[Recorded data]
- - - - - - -

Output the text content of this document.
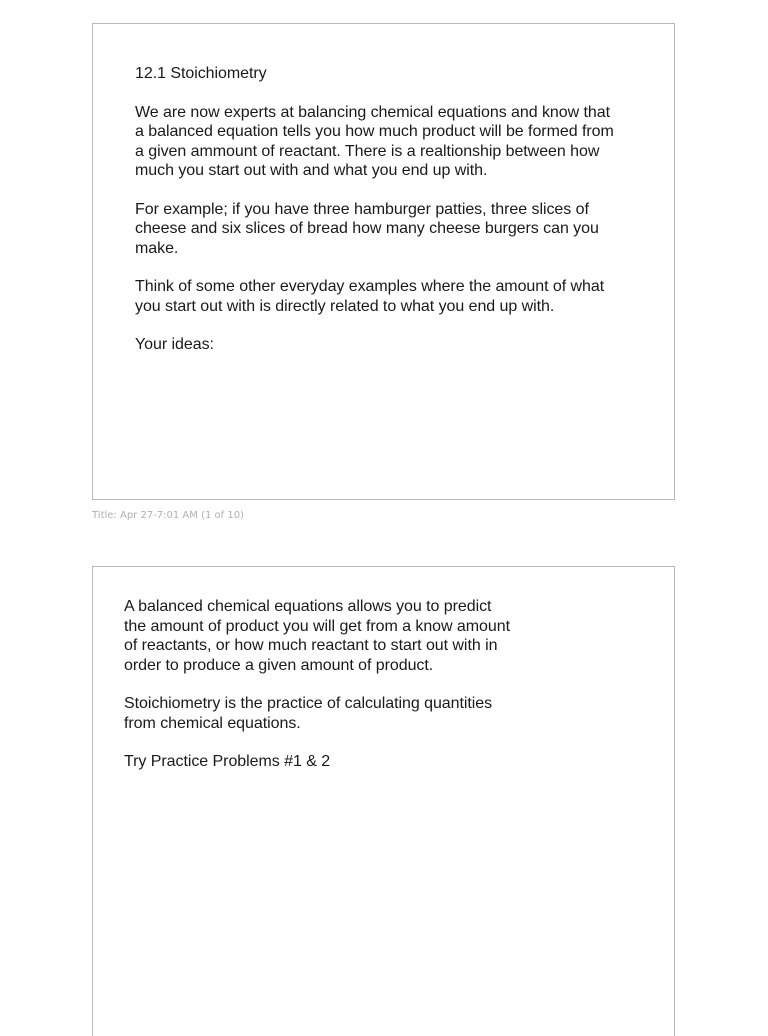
12.1 Stoichiometry

We are now experts at balancing chemical equations and know that
a balanced equation tells you how much product will be formed from
a given ammount of reactant. There is a realtionship between how
much you start out with and what you end up with.

For example; if you have three hamburger patties, three slices of
cheese and six slices of bread how many cheese burgers can you
make.

Think of some other everyday examples where the amount of what
you start out with is directly related to what you end up with.

Your ideas:

Title: Apr 27-7:01 AM (1 of 10)

A balanced chemical equations allows you to predict
the amount of product you will get from a know amount
of reactants, or how much reactant to start out with in
order to produce a given amount of product.

Stoichiometry is the practice of calculating quantities
from chemical equations.

Try Practice Problems #1 & 2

- - - - - - -

_Prompt_. Please list every line of the records that contains "much".

_Task answer_.
a balanced equation tells you how much product will be formed from
much you start out with and what you end up with.
of reactants, or how much reactant to start out with in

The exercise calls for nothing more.